Stored records
— Begin —

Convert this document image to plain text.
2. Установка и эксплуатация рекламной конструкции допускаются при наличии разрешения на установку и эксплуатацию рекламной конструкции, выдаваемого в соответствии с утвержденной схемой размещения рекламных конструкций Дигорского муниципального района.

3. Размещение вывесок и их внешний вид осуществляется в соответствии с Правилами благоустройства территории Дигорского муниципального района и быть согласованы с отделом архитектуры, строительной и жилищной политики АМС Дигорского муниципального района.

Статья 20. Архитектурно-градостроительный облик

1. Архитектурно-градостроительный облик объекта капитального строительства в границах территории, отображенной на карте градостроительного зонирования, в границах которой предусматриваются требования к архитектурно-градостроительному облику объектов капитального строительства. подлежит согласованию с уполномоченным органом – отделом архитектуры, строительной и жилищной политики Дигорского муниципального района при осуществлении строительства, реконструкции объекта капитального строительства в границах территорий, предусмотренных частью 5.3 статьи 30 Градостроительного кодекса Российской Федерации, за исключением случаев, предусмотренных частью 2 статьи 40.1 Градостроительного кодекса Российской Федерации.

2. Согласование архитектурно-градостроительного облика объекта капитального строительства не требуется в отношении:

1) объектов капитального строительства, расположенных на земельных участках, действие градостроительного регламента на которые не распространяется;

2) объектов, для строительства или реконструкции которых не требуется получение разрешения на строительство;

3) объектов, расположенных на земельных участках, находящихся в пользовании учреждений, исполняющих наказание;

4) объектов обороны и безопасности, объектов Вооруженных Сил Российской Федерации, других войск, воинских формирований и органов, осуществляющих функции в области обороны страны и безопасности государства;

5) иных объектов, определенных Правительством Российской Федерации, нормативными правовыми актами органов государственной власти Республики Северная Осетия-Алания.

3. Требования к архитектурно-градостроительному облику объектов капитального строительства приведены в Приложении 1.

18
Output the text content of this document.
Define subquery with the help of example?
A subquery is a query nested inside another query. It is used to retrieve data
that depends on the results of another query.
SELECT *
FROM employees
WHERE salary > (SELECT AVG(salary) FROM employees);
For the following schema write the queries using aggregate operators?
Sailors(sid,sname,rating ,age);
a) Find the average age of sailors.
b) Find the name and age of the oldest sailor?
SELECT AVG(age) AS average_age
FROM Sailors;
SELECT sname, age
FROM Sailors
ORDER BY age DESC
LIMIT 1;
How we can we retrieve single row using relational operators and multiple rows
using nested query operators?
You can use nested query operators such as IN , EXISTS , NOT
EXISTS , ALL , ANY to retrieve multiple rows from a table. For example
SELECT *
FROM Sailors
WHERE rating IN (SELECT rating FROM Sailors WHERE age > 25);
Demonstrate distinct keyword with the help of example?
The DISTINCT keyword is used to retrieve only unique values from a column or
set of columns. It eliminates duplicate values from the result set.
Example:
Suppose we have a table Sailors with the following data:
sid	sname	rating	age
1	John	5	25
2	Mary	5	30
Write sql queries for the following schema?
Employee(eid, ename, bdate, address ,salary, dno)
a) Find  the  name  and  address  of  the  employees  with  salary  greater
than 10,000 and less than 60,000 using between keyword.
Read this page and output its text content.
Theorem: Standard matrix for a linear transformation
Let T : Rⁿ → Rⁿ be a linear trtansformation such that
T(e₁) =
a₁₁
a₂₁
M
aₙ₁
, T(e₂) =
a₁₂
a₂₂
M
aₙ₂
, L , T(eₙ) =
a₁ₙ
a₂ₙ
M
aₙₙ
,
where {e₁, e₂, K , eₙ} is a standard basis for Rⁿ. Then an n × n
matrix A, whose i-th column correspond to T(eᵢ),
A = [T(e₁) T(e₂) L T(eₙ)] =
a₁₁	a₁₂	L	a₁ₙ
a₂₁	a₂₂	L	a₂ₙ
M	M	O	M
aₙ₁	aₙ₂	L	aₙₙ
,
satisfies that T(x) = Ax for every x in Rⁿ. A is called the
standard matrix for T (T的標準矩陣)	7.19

— End —

_WORK INSTRUCTIONS_
Each line from the one with "Read this page and output its text content." through the last line of the records must be written out word for word. Include nothing else.

_THE ANSWER_
Read this page and output its text content.
Theorem: Standard matrix for a linear transformation
Let T : Rⁿ → Rⁿ be a linear trtansformation such that
T(e₁) =
a₁₁
a₂₁
M
aₙ₁
, T(e₂) =
a₁₂
a₂₂
M
aₙ₂
, L , T(eₙ) =
a₁ₙ
a₂ₙ
M
aₙₙ
,
where {e₁, e₂, K , eₙ} is a standard basis for Rⁿ. Then an n × n
matrix A, whose i-th column correspond to T(eᵢ),
A = [T(e₁) T(e₂) L T(eₙ)] =
a₁₁	a₁₂	L	a₁ₙ
a₂₁	a₂₂	L	a₂ₙ
M	M	O	M
aₙ₁	aₙ₂	L	aₙₙ
,
satisfies that T(x) = Ax for every x in Rⁿ. A is called the
standard matrix for T (T的標準矩陣)	7.19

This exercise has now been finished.